Segment Start: DATA SECTION

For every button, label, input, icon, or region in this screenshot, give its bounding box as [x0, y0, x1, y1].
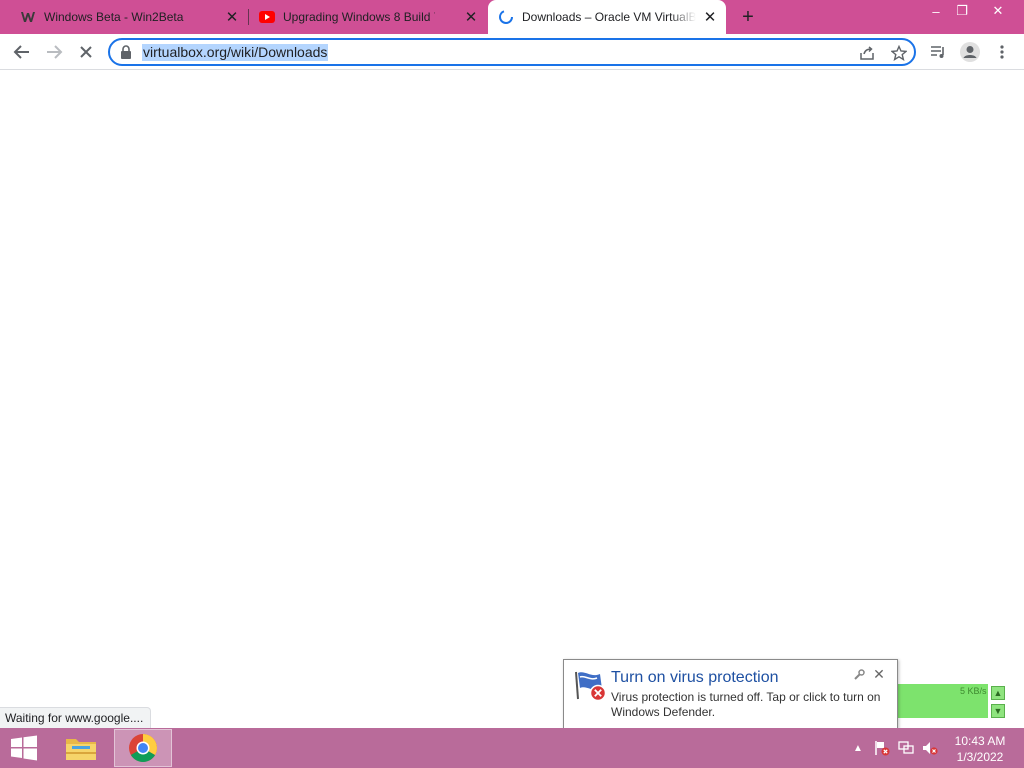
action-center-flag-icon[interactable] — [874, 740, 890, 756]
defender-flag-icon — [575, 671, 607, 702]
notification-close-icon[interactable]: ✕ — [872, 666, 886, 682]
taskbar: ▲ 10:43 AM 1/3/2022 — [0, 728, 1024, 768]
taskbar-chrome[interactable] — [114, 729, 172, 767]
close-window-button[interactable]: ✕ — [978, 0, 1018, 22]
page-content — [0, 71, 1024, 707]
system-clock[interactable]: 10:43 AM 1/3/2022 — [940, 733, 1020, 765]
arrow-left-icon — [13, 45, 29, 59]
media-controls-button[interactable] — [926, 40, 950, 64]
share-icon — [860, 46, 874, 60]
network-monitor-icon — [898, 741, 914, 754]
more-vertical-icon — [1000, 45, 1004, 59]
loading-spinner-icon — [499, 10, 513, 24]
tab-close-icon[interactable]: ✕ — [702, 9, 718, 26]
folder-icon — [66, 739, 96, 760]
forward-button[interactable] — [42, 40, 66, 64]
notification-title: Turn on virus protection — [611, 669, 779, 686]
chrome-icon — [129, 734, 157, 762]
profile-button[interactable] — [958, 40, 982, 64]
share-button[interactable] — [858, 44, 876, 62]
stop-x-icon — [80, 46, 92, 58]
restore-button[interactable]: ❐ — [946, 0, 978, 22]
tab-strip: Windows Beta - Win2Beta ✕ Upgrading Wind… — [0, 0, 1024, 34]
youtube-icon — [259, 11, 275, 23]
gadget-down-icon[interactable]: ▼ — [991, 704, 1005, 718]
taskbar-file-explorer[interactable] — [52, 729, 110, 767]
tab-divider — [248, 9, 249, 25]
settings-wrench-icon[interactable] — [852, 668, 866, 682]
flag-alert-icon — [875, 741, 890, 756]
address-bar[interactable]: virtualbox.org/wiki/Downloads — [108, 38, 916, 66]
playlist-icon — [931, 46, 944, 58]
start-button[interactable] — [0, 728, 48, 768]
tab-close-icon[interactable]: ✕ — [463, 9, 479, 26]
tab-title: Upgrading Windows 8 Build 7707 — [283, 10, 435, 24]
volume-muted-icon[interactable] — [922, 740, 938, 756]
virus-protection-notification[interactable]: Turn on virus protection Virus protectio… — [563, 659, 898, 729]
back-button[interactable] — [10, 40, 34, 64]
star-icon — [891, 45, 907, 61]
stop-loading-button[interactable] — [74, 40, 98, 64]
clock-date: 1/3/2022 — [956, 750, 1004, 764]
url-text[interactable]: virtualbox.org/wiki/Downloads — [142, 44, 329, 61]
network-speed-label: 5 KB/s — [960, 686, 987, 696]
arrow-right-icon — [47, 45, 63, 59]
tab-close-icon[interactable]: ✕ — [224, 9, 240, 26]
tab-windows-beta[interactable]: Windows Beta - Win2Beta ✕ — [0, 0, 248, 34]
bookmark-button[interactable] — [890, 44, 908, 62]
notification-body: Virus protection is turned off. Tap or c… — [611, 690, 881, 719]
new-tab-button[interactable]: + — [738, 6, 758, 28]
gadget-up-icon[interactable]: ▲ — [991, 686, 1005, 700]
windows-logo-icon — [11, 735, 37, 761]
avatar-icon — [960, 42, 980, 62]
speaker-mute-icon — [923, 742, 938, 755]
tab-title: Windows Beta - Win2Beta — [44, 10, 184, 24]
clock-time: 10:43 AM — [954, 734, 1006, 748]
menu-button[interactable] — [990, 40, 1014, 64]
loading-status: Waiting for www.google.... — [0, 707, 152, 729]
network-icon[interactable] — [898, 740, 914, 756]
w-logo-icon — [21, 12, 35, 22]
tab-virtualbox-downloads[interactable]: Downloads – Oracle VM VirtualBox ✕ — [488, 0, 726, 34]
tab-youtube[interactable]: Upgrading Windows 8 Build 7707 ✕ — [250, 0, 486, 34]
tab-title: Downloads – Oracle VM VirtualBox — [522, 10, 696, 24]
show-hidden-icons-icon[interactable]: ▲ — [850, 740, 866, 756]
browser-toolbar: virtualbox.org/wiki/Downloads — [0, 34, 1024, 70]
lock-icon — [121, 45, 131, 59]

Segment End: DATA SECTION

* [WHAT TO DO]: For the records above, state the count of lines where "taskbar" appears, without any other text.

* [EXPECTED ANSWER]: 3